Provide only the number of lines in the listing that contain the string "Salary".

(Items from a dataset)
• • •
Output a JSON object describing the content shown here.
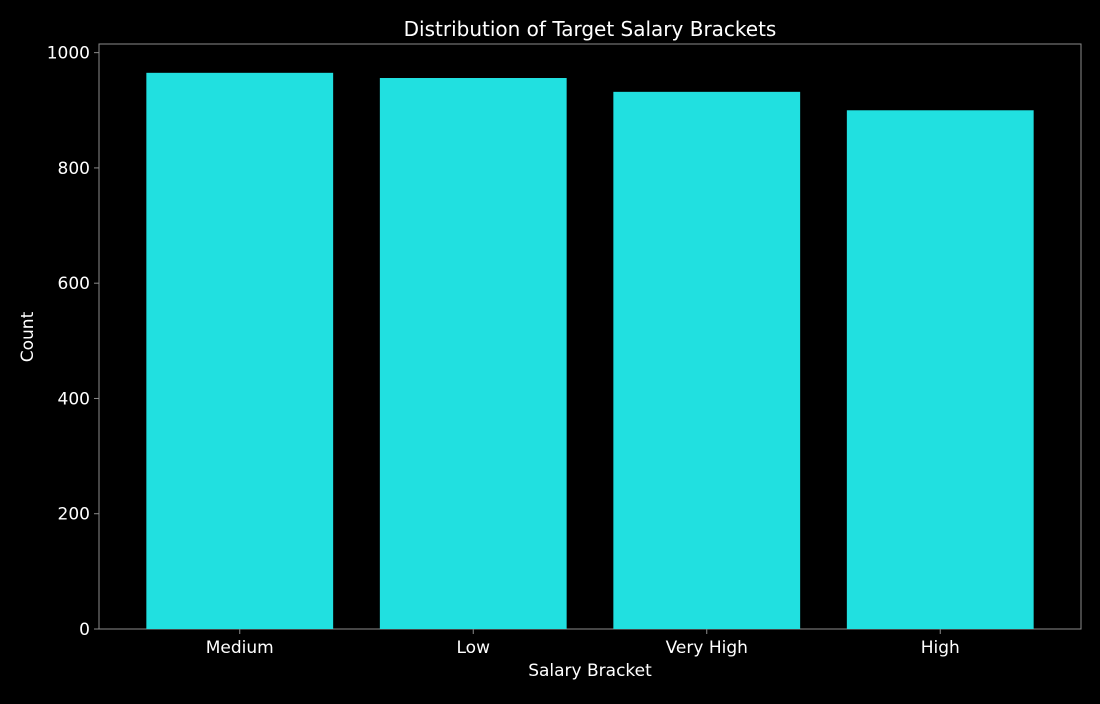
{
  "chart_data": {
    "type": "bar",
    "title": "Distribution of Target Salary Brackets",
    "xlabel": "Salary Bracket",
    "ylabel": "Count",
    "categories": [
      "Medium",
      "Low",
      "Very High",
      "High"
    ],
    "values": [
      965,
      956,
      932,
      900
    ],
    "ylim": [
      0,
      1015
    ],
    "yticks": [
      0,
      200,
      400,
      600,
      800,
      1000
    ],
    "grid": false,
    "legend": "none",
    "colors": {
      "background": "#000000",
      "bar": "#21e0e0",
      "text": "#ffffff",
      "axis": "#8c8c8c"
    }
  }
}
• • •
◆ Solution to the problem ◆
2